(Figure contents as structured data)
*****

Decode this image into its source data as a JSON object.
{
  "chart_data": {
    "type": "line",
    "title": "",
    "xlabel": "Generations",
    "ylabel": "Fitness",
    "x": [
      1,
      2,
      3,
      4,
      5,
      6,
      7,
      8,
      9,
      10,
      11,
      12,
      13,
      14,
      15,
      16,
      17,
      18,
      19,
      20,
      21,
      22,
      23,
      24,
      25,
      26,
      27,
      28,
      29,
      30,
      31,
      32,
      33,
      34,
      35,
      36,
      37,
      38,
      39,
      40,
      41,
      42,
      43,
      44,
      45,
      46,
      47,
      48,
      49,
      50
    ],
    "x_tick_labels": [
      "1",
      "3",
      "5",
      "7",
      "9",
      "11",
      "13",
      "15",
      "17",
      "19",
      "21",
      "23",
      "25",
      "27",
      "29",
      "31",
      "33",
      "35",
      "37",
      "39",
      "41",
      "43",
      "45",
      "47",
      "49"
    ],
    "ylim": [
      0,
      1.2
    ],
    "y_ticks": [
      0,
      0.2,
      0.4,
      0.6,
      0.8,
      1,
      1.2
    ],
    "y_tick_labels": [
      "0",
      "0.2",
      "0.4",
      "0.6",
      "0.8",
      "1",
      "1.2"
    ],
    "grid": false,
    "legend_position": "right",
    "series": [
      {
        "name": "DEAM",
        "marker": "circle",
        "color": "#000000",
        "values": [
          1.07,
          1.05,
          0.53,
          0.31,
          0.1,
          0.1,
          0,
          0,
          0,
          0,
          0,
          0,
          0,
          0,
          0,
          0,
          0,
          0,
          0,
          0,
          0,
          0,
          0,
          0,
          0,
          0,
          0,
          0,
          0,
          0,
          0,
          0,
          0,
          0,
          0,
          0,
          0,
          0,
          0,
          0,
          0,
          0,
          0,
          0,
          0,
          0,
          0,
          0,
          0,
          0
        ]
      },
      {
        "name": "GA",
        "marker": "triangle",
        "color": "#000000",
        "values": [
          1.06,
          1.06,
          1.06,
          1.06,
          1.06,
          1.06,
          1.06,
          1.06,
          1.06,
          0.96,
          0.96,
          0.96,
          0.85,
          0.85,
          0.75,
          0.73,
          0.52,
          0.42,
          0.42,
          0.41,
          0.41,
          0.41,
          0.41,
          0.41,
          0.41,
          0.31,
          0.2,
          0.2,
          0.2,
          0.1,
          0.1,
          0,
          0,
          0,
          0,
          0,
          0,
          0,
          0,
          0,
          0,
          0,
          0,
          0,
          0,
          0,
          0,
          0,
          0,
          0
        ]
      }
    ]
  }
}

*****

• _To be done_
Retype all of the material above with every character intact.

• _Full solution_
Decode this image into its source data as a JSON object.
{
  "chart_data": {
    "type": "line",
    "title": "",
    "xlabel": "Generations",
    "ylabel": "Fitness",
    "x": [
      1,
      2,
      3,
      4,
      5,
      6,
      7,
      8,
      9,
      10,
      11,
      12,
      13,
      14,
      15,
      16,
      17,
      18,
      19,
      20,
      21,
      22,
      23,
      24,
      25,
      26,
      27,
      28,
      29,
      30,
      31,
      32,
      33,
      34,
      35,
      36,
      37,
      38,
      39,
      40,
      41,
      42,
      43,
      44,
      45,
      46,
      47,
      48,
      49,
      50
    ],
    "x_tick_labels": [
      "1",
      "3",
      "5",
      "7",
      "9",
      "11",
      "13",
      "15",
      "17",
      "19",
      "21",
      "23",
      "25",
      "27",
      "29",
      "31",
      "33",
      "35",
      "37",
      "39",
      "41",
      "43",
      "45",
      "47",
      "49"
    ],
    "ylim": [
      0,
      1.2
    ],
    "y_ticks": [
      0,
      0.2,
      0.4,
      0.6,
      0.8,
      1,
      1.2
    ],
    "y_tick_labels": [
      "0",
      "0.2",
      "0.4",
      "0.6",
      "0.8",
      "1",
      "1.2"
    ],
    "grid": false,
    "legend_position": "right",
    "series": [
      {
        "name": "DEAM",
        "marker": "circle",
        "color": "#000000",
        "values": [
          1.07,
          1.05,
          0.53,
          0.31,
          0.1,
          0.1,
          0,
          0,
          0,
          0,
          0,
          0,
          0,
          0,
          0,
          0,
          0,
          0,
          0,
          0,
          0,
          0,
          0,
          0,
          0,
          0,
          0,
          0,
          0,
          0,
          0,
          0,
          0,
          0,
          0,
          0,
          0,
          0,
          0,
          0,
          0,
          0,
          0,
          0,
          0,
          0,
          0,
          0,
          0,
          0
        ]
      },
      {
        "name": "GA",
        "marker": "triangle",
        "color": "#000000",
        "values": [
          1.06,
          1.06,
          1.06,
          1.06,
          1.06,
          1.06,
          1.06,
          1.06,
          1.06,
          0.96,
          0.96,
          0.96,
          0.85,
          0.85,
          0.75,
          0.73,
          0.52,
          0.42,
          0.42,
          0.41,
          0.41,
          0.41,
          0.41,
          0.41,
          0.41,
          0.31,
          0.2,
          0.2,
          0.2,
          0.1,
          0.1,
          0,
          0,
          0,
          0,
          0,
          0,
          0,
          0,
          0,
          0,
          0,
          0,
          0,
          0,
          0,
          0,
          0,
          0,
          0
        ]
      }
    ]
  }
}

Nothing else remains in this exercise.